From the entries below, please gather each line containing the string "庄子认为".

==============================

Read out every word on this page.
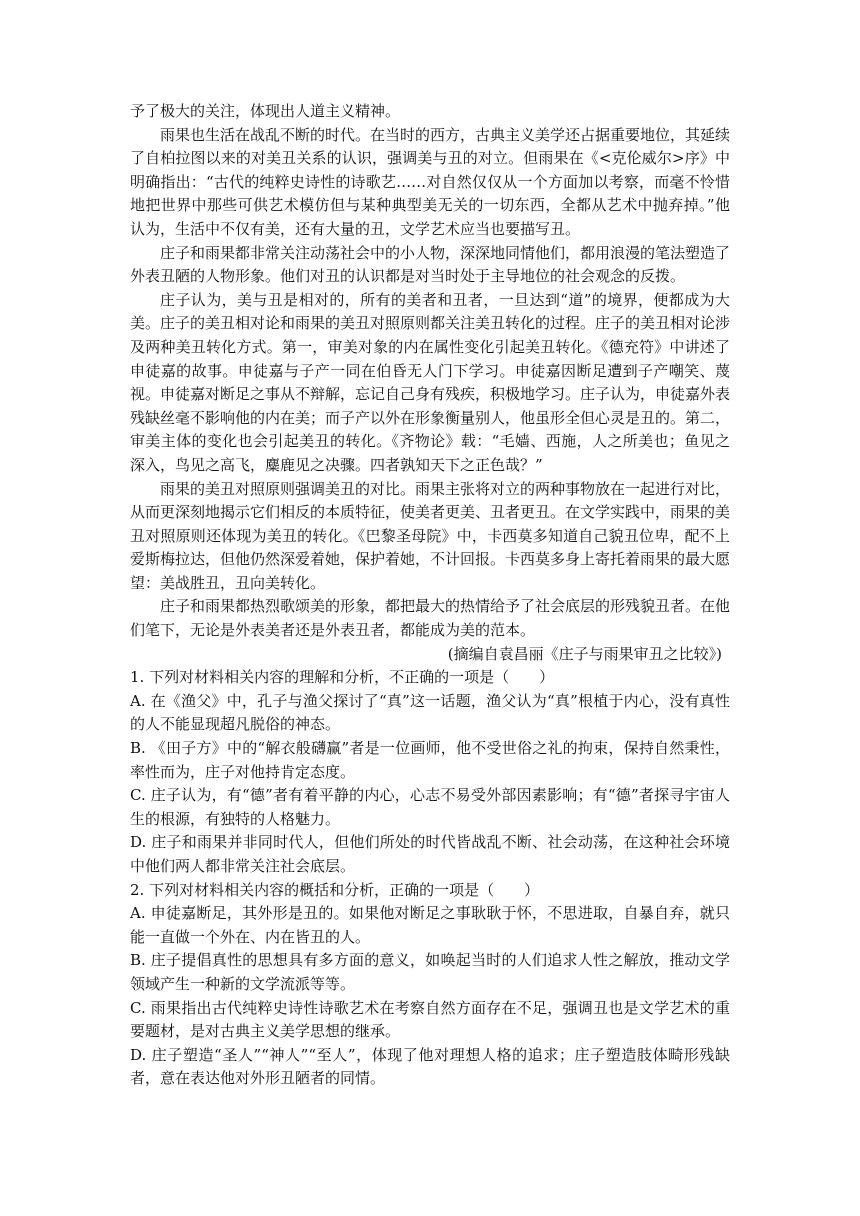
予了极大的关注，体现出人道主义精神。

雨果也生活在战乱不断的时代。在当时的西方，古典主义美学还占据重要地位，其延续了自柏拉图以来的对美丑关系的认识，强调美与丑的对立。但雨果在《<克伦威尔>序》中明确指出：“古代的纯粹史诗性的诗歌艺……对自然仅仅从一个方面加以考察，而毫不怜惜地把世界中那些可供艺术模仿但与某种典型美无关的一切东西，全都从艺术中抛弃掉。”他认为，生活中不仅有美，还有大量的丑，文学艺术应当也要描写丑。

庄子和雨果都非常关注动荡社会中的小人物，深深地同情他们，都用浪漫的笔法塑造了外表丑陋的人物形象。他们对丑的认识都是对当时处于主导地位的社会观念的反拨。

庄子认为，美与丑是相对的，所有的美者和丑者，一旦达到“道”的境界，便都成为大美。庄子的美丑相对论和雨果的美丑对照原则都关注美丑转化的过程。庄子的美丑相对论涉及两种美丑转化方式。第一，审美对象的内在属性变化引起美丑转化。《德充符》中讲述了申徒嘉的故事。申徒嘉与子产一同在伯昏无人门下学习。申徒嘉因断足遭到子产嘲笑、蔑视。申徒嘉对断足之事从不辩解，忘记自己身有残疾，积极地学习。庄子认为，申徒嘉外表残缺丝毫不影响他的内在美；而子产以外在形象衡量别人，他虽形全但心灵是丑的。第二，审美主体的变化也会引起美丑的转化。《齐物论》载：“毛嫱、西施，人之所美也；鱼见之深入，鸟见之高飞，麋鹿见之决骤。四者孰知天下之正色哉？”

雨果的美丑对照原则强调美丑的对比。雨果主张将对立的两种事物放在一起进行对比，从而更深刻地揭示它们相反的本质特征，使美者更美、丑者更丑。在文学实践中，雨果的美丑对照原则还体现为美丑的转化。《巴黎圣母院》中，卡西莫多知道自己貌丑位卑，配不上爱斯梅拉达，但他仍然深爱着她，保护着她，不计回报。卡西莫多身上寄托着雨果的最大愿望：美战胜丑，丑向美转化。

庄子和雨果都热烈歌颂美的形象，都把最大的热情给予了社会底层的形残貌丑者。在他们笔下，无论是外表美者还是外表丑者，都能成为美的范本。

(摘编自袁昌丽《庄子与雨果审丑之比较》)

1. 下列对材料相关内容的理解和分析，不正确的一项是（　　）

A. 在《渔父》中，孔子与渔父探讨了“真”这一话题，渔父认为“真”根植于内心，没有真性的人不能显现超凡脱俗的神态。

B. 《田子方》中的“解衣般礴赢”者是一位画师，他不受世俗之礼的拘束，保持自然秉性，率性而为，庄子对他持肯定态度。

C. 庄子认为，有“德”者有着平静的内心，心志不易受外部因素影响；有“德”者探寻宇宙人生的根源，有独特的人格魅力。

D. 庄子和雨果并非同时代人，但他们所处的时代皆战乱不断、社会动荡，在这种社会环境中他们两人都非常关注社会底层。

2. 下列对材料相关内容的概括和分析，正确的一项是（　　）

A. 申徒嘉断足，其外形是丑的。如果他对断足之事耿耿于怀，不思进取，自暴自弃，就只能一直做一个外在、内在皆丑的人。

B. 庄子提倡真性的思想具有多方面的意义，如唤起当时的人们追求人性之解放，推动文学领域产生一种新的文学流派等等。

C. 雨果指出古代纯粹史诗性诗歌艺术在考察自然方面存在不足，强调丑也是文学艺术的重要题材，是对古典主义美学思想的继承。

D. 庄子塑造“圣人”“神人”“至人”，体现了他对理想人格的追求；庄子塑造肢体畸形残缺者，意在表达他对外形丑陋者的同情。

==============================

» **EXERCISE RESPONSE**
庄子认为，美与丑是相对的，所有的美者和丑者，一旦达到“道”的境界，便都成为大美。庄子的美丑相对论和雨果的美丑对照原则都关注美丑转化的过程。庄子的美丑相对论涉及两种美丑转化方式。第一，审美对象的内在属性变化引起美丑转化。《德充符》中讲述了申徒嘉的故事。申徒嘉与子产一同在伯昏无人门下学习。申徒嘉因断足遭到子产嘲笑、蔑视。申徒嘉对断足之事从不辩解，忘记自己身有残疾，积极地学习。庄子认为，申徒嘉外表残缺丝毫不影响他的内在美；而子产以外在形象衡量别人，他虽形全但心灵是丑的。第二，审美主体的变化也会引起美丑的转化。《齐物论》载：“毛嫱、西施，人之所美也；鱼见之深入，鸟见之高飞，麋鹿见之决骤。四者孰知天下之正色哉？”
C. 庄子认为，有“德”者有着平静的内心，心志不易受外部因素影响；有“德”者探寻宇宙人生的根源，有独特的人格魅力。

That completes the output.